- **AIM**
Give the data again, word for word.

-- begin WORKING DATA --

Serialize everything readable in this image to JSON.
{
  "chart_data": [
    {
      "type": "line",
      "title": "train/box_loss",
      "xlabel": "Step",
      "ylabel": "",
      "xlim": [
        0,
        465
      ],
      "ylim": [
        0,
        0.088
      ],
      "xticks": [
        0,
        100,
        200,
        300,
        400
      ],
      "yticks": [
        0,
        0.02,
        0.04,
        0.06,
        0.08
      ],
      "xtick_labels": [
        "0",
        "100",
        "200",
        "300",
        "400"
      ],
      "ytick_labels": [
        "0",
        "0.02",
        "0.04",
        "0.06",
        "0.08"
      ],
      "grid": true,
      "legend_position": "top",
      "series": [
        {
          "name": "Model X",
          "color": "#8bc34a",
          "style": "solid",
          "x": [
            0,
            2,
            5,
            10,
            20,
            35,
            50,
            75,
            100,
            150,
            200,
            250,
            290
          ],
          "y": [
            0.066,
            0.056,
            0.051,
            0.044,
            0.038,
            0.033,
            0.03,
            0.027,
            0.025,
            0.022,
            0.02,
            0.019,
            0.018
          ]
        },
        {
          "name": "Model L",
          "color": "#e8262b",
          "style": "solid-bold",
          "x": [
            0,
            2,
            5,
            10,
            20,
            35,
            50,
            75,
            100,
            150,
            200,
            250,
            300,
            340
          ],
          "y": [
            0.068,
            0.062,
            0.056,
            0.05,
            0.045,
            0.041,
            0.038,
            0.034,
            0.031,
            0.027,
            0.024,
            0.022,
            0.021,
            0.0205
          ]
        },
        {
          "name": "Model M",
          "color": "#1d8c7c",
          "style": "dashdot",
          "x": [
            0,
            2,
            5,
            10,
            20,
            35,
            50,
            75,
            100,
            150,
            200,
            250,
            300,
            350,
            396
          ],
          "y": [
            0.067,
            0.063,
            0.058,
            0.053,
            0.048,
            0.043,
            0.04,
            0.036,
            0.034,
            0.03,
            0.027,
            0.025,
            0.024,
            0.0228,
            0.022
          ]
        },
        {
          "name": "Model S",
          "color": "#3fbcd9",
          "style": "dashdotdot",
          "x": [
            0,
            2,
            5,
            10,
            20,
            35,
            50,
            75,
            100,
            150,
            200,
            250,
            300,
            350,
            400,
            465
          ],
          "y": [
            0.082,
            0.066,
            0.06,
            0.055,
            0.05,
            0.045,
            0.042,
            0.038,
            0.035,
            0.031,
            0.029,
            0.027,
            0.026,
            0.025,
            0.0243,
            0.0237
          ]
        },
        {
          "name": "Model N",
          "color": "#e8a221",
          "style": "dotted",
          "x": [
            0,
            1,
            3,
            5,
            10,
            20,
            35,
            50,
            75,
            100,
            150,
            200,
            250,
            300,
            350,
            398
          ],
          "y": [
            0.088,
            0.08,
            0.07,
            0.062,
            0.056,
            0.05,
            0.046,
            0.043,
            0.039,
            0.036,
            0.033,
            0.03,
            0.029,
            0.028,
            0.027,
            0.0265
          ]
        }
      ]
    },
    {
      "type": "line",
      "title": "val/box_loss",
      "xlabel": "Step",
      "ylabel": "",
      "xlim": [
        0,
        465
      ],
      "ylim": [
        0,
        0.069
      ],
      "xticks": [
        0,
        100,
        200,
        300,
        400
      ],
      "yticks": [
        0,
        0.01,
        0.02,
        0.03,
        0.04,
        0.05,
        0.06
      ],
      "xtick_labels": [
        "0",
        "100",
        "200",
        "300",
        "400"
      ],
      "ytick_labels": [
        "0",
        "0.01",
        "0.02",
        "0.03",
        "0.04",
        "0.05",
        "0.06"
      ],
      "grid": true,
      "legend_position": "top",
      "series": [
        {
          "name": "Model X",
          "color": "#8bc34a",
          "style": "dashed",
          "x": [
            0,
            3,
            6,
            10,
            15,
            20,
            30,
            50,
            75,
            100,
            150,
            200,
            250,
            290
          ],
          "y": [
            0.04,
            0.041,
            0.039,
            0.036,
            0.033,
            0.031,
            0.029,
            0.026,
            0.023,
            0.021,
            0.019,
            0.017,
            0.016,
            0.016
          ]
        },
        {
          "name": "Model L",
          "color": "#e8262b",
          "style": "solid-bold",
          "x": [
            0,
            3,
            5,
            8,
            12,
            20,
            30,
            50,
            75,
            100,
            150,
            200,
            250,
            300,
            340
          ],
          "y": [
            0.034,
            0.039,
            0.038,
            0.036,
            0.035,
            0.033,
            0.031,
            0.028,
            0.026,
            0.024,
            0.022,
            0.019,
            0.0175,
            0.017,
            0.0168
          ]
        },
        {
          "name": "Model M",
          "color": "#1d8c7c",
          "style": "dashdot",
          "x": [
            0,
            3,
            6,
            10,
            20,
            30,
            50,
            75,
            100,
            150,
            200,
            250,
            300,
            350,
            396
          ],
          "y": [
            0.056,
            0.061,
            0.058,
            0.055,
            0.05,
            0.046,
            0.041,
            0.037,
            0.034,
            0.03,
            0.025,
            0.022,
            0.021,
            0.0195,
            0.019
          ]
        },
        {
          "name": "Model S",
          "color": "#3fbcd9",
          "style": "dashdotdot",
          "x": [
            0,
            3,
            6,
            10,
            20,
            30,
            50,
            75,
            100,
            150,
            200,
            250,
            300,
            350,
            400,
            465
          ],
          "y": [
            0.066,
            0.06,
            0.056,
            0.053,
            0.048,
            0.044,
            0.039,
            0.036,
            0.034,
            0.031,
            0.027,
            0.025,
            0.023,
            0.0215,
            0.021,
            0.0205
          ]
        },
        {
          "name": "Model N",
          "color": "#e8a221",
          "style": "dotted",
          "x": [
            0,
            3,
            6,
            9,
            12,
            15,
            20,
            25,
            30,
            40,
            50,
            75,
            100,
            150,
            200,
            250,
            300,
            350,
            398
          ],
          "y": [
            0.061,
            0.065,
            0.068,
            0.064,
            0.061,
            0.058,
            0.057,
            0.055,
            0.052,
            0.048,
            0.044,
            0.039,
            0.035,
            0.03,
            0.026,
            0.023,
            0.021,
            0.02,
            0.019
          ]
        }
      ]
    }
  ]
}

-- end WORKING DATA --

- **FINISHED EXERCISE**
Serialize everything readable in this image to JSON.
{
  "chart_data": [
    {
      "type": "line",
      "title": "train/box_loss",
      "xlabel": "Step",
      "ylabel": "",
      "xlim": [
        0,
        465
      ],
      "ylim": [
        0,
        0.088
      ],
      "xticks": [
        0,
        100,
        200,
        300,
        400
      ],
      "yticks": [
        0,
        0.02,
        0.04,
        0.06,
        0.08
      ],
      "xtick_labels": [
        "0",
        "100",
        "200",
        "300",
        "400"
      ],
      "ytick_labels": [
        "0",
        "0.02",
        "0.04",
        "0.06",
        "0.08"
      ],
      "grid": true,
      "legend_position": "top",
      "series": [
        {
          "name": "Model X",
          "color": "#8bc34a",
          "style": "solid",
          "x": [
            0,
            2,
            5,
            10,
            20,
            35,
            50,
            75,
            100,
            150,
            200,
            250,
            290
          ],
          "y": [
            0.066,
            0.056,
            0.051,
            0.044,
            0.038,
            0.033,
            0.03,
            0.027,
            0.025,
            0.022,
            0.02,
            0.019,
            0.018
          ]
        },
        {
          "name": "Model L",
          "color": "#e8262b",
          "style": "solid-bold",
          "x": [
            0,
            2,
            5,
            10,
            20,
            35,
            50,
            75,
            100,
            150,
            200,
            250,
            300,
            340
          ],
          "y": [
            0.068,
            0.062,
            0.056,
            0.05,
            0.045,
            0.041,
            0.038,
            0.034,
            0.031,
            0.027,
            0.024,
            0.022,
            0.021,
            0.0205
          ]
        },
        {
          "name": "Model M",
          "color": "#1d8c7c",
          "style": "dashdot",
          "x": [
            0,
            2,
            5,
            10,
            20,
            35,
            50,
            75,
            100,
            150,
            200,
            250,
            300,
            350,
            396
          ],
          "y": [
            0.067,
            0.063,
            0.058,
            0.053,
            0.048,
            0.043,
            0.04,
            0.036,
            0.034,
            0.03,
            0.027,
            0.025,
            0.024,
            0.0228,
            0.022
          ]
        },
        {
          "name": "Model S",
          "color": "#3fbcd9",
          "style": "dashdotdot",
          "x": [
            0,
            2,
            5,
            10,
            20,
            35,
            50,
            75,
            100,
            150,
            200,
            250,
            300,
            350,
            400,
            465
          ],
          "y": [
            0.082,
            0.066,
            0.06,
            0.055,
            0.05,
            0.045,
            0.042,
            0.038,
            0.035,
            0.031,
            0.029,
            0.027,
            0.026,
            0.025,
            0.0243,
            0.0237
          ]
        },
        {
          "name": "Model N",
          "color": "#e8a221",
          "style": "dotted",
          "x": [
            0,
            1,
            3,
            5,
            10,
            20,
            35,
            50,
            75,
            100,
            150,
            200,
            250,
            300,
            350,
            398
          ],
          "y": [
            0.088,
            0.08,
            0.07,
            0.062,
            0.056,
            0.05,
            0.046,
            0.043,
            0.039,
            0.036,
            0.033,
            0.03,
            0.029,
            0.028,
            0.027,
            0.0265
          ]
        }
      ]
    },
    {
      "type": "line",
      "title": "val/box_loss",
      "xlabel": "Step",
      "ylabel": "",
      "xlim": [
        0,
        465
      ],
      "ylim": [
        0,
        0.069
      ],
      "xticks": [
        0,
        100,
        200,
        300,
        400
      ],
      "yticks": [
        0,
        0.01,
        0.02,
        0.03,
        0.04,
        0.05,
        0.06
      ],
      "xtick_labels": [
        "0",
        "100",
        "200",
        "300",
        "400"
      ],
      "ytick_labels": [
        "0",
        "0.01",
        "0.02",
        "0.03",
        "0.04",
        "0.05",
        "0.06"
      ],
      "grid": true,
      "legend_position": "top",
      "series": [
        {
          "name": "Model X",
          "color": "#8bc34a",
          "style": "dashed",
          "x": [
            0,
            3,
            6,
            10,
            15,
            20,
            30,
            50,
            75,
            100,
            150,
            200,
            250,
            290
          ],
          "y": [
            0.04,
            0.041,
            0.039,
            0.036,
            0.033,
            0.031,
            0.029,
            0.026,
            0.023,
            0.021,
            0.019,
            0.017,
            0.016,
            0.016
          ]
        },
        {
          "name": "Model L",
          "color": "#e8262b",
          "style": "solid-bold",
          "x": [
            0,
            3,
            5,
            8,
            12,
            20,
            30,
            50,
            75,
            100,
            150,
            200,
            250,
            300,
            340
          ],
          "y": [
            0.034,
            0.039,
            0.038,
            0.036,
            0.035,
            0.033,
            0.031,
            0.028,
            0.026,
            0.024,
            0.022,
            0.019,
            0.0175,
            0.017,
            0.0168
          ]
        },
        {
          "name": "Model M",
          "color": "#1d8c7c",
          "style": "dashdot",
          "x": [
            0,
            3,
            6,
            10,
            20,
            30,
            50,
            75,
            100,
            150,
            200,
            250,
            300,
            350,
            396
          ],
          "y": [
            0.056,
            0.061,
            0.058,
            0.055,
            0.05,
            0.046,
            0.041,
            0.037,
            0.034,
            0.03,
            0.025,
            0.022,
            0.021,
            0.0195,
            0.019
          ]
        },
        {
          "name": "Model S",
          "color": "#3fbcd9",
          "style": "dashdotdot",
          "x": [
            0,
            3,
            6,
            10,
            20,
            30,
            50,
            75,
            100,
            150,
            200,
            250,
            300,
            350,
            400,
            465
          ],
          "y": [
            0.066,
            0.06,
            0.056,
            0.053,
            0.048,
            0.044,
            0.039,
            0.036,
            0.034,
            0.031,
            0.027,
            0.025,
            0.023,
            0.0215,
            0.021,
            0.0205
          ]
        },
        {
          "name": "Model N",
          "color": "#e8a221",
          "style": "dotted",
          "x": [
            0,
            3,
            6,
            9,
            12,
            15,
            20,
            25,
            30,
            40,
            50,
            75,
            100,
            150,
            200,
            250,
            300,
            350,
            398
          ],
          "y": [
            0.061,
            0.065,
            0.068,
            0.064,
            0.061,
            0.058,
            0.057,
            0.055,
            0.052,
            0.048,
            0.044,
            0.039,
            0.035,
            0.03,
            0.026,
            0.023,
            0.021,
            0.02,
            0.019
          ]
        }
      ]
    }
  ]
}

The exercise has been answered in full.